Guerra atinge campanha eleitoral argentina

Largo sorriso, roupa de golfe, rifle em punho e capacete de guerra. É assim que aparece o ex-presidente Carlos Menem nos novos cartazes espalhados pela capital argentina, a 39 dias das eleições presidenciais e na contagem regressiva para o iminente ataque contra o Iraque. Junto ao cartaz, a frase: "sigam-me que vamos a outra guerra no Iraque". Hoje presidenciável, Menem mandou em 1991, durante a guerra do Golfo Pérsico, dois navios com marinheiros argentinos para apoiar os Estados Unidos naquela guerra. Agora, ele diz que condena os terroristas, é pela paz, mas não descarta que respaldaria a decisão de George W. Bush. "Não podemos ser neutros".De acordo com diferentes pesquisas de opinião, a maioria dos argentinos (cerca de 70%) condena o ataque contra o Iraque. Um motivo suficiente para que o assunto tenha entrado na agenda de debate e de promessas dos cinco principais candidatos à sucessão do presidente Eduardo Duhalde.Na TV Crônica, a União Cívica Radical (UCR) mandou escrever em letras garrafais: "USA os dólares para terminar com a fome no mundo. A guerra é imoral". "USA" foi a maneira que encontraram para criticar os Estados Unidos. Ao mesmo tempo, com Menem - mesmo tendo maior índice de rejeição - entre os preferidos para chegar à Casa Rosada, na posse marcada para 25 de maio, todos os candidatos decidiram aproveitar a guerra, reforçando seus ataques ao ex-presidente. "Votar em Menem é o mesmo que ir à guerra", diz a deputada Elisa Carrió, candidato do Ação por uma República de Iguais (ARI). "Somos nacionalistas e defendemos a paz. Nada de guerra é nosso lema", completa Adolfo Rodríguez Saá.Saá, como o ex-presidente, é do dividido Partido Justicialista, que pela primeira vez na história chega a uma eleição com três candidatos. O terceiro peronista, nesta corrida eleitoral, é o governador da província de Santa Cruz, na Patagônia, Nestor Kirchner. Na batalha para conseguir votos, Menem lançou na sua página de internet ironias dirigidas a outro peronista, o presidente Eduardo Duhalde. Entre elas estão provocações como: "Na minha época, comprava-se casa com crédito com quinze anos de prazo. Agora, é a vista". E ainda: "Na minha época, a pobreza não atingia a 53% da população". A expectativa é de que mesmo depois da eleição, em 27 de abril, este conflito entre Menem e Duhalde vá continuar.
====
Reescreva em tópicos, de forma mais concisa, o parágrafo da reportagem sobre a campanha eleitoral argentina que começa com "Largo sorriso, roupa de golfe". Mantenha os fatos principais.
====
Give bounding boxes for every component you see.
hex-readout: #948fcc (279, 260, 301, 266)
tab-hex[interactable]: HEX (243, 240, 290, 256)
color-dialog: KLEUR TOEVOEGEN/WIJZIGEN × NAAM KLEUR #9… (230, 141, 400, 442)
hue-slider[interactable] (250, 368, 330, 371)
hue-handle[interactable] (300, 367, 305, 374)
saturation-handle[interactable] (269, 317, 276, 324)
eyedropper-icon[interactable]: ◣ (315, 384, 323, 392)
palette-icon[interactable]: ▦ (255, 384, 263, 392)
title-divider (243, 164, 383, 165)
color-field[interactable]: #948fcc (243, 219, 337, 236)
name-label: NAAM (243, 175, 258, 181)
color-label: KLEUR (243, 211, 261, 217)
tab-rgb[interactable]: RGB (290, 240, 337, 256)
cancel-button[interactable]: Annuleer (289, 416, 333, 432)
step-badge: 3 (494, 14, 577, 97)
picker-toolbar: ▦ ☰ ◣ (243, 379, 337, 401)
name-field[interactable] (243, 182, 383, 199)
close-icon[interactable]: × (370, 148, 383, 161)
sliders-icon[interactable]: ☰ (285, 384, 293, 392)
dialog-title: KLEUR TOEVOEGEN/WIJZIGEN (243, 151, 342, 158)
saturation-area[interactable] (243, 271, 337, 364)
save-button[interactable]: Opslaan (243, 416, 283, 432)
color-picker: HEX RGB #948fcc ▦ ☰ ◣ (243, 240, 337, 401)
====
Resposta ao exercício -
- Novos cartazes na capital argentina mostram o ex-presidente Carlos Menem com rifle e capacete de guerra, ao lado da frase "sigam-me que vamos a outra guerra no Iraque". Eles surgem a 39 dias das eleições presidenciais e às vésperas do ataque ao Iraque.
- Em 1991, durante a guerra do Golfo Pérsico, Menem enviou dois navios com marinheiros argentinos para apoiar os Estados Unidos.
- Hoje Menem diz condenar os terroristas e defender a paz, mas não descarta apoiar a decisão de George W. Bush: "Não podemos ser neutros".
- Cerca de 70% dos argentinos condenam o ataque, segundo pesquisas. Por isso, o tema entrou no debate dos cinco principais candidatos à sucessão de Eduardo Duhalde.
- A UCR publicou na TV Crônica a frase "USA os dólares para terminar com a fome no mundo. A guerra é imoral", como crítica aos Estados Unidos.
- Menem está entre os preferidos, apesar do maior índice de rejeição. Os demais candidatos usam a guerra para atacá-lo:
  - Elisa Carrió (ARI): "Votar em Menem é o mesmo que ir à guerra".
  - Adolfo Rodríguez Saá: "Nada de guerra é nosso lema".
- O Partido Justicialista chega dividido, pela primeira vez com três candidatos: Menem, Rodríguez Saá e Nestor Kirchner, governador de Santa Cruz.
- Em sua página na internet, Menem ironiza Duhalde. Ele lembra que, na sua época, a casa era comprada com crédito de quinze anos e a pobreza não atingia 53% da população.
- Espera-se que o conflito entre Menem e Duhalde continue depois da eleição de 27 de abril. A posse está marcada para 25 de maio.